EXERCISE REQUIREMENTS: Repeat each line word for word.

DATASET EXCERPTS:
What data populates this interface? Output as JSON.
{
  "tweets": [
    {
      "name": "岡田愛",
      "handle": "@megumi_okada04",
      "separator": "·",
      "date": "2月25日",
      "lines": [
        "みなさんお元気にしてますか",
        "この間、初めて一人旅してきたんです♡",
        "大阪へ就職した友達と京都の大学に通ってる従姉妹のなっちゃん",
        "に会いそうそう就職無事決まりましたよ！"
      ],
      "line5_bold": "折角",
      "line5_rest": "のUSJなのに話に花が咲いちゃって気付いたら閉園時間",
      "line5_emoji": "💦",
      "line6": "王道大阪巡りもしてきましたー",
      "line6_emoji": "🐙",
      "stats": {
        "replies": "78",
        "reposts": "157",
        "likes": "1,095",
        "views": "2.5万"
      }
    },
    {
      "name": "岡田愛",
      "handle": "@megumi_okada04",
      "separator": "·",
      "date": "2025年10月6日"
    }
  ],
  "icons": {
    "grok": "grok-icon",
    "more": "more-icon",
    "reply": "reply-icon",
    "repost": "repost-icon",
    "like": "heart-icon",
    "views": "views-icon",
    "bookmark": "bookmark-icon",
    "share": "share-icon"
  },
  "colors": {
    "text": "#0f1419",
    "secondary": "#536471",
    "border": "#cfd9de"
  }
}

COMPLETE RESPONSE:
What data populates this interface? Output as JSON.
{
  "tweets": [
    {
      "name": "岡田愛",
      "handle": "@megumi_okada04",
      "separator": "·",
      "date": "2月25日",
      "lines": [
        "みなさんお元気にしてますか",
        "この間、初めて一人旅してきたんです♡",
        "大阪へ就職した友達と京都の大学に通ってる従姉妹のなっちゃん",
        "に会いそうそう就職無事決まりましたよ！"
      ],
      "line5_bold": "折角",
      "line5_rest": "のUSJなのに話に花が咲いちゃって気付いたら閉園時間",
      "line5_emoji": "💦",
      "line6": "王道大阪巡りもしてきましたー",
      "line6_emoji": "🐙",
      "stats": {
        "replies": "78",
        "reposts": "157",
        "likes": "1,095",
        "views": "2.5万"
      }
    },
    {
      "name": "岡田愛",
      "handle": "@megumi_okada04",
      "separator": "·",
      "date": "2025年10月6日"
    }
  ],
  "icons": {
    "grok": "grok-icon",
    "more": "more-icon",
    "reply": "reply-icon",
    "repost": "repost-icon",
    "like": "heart-icon",
    "views": "views-icon",
    "bookmark": "bookmark-icon",
    "share": "share-icon"
  },
  "colors": {
    "text": "#0f1419",
    "secondary": "#536471",
    "border": "#cfd9de"
  }
}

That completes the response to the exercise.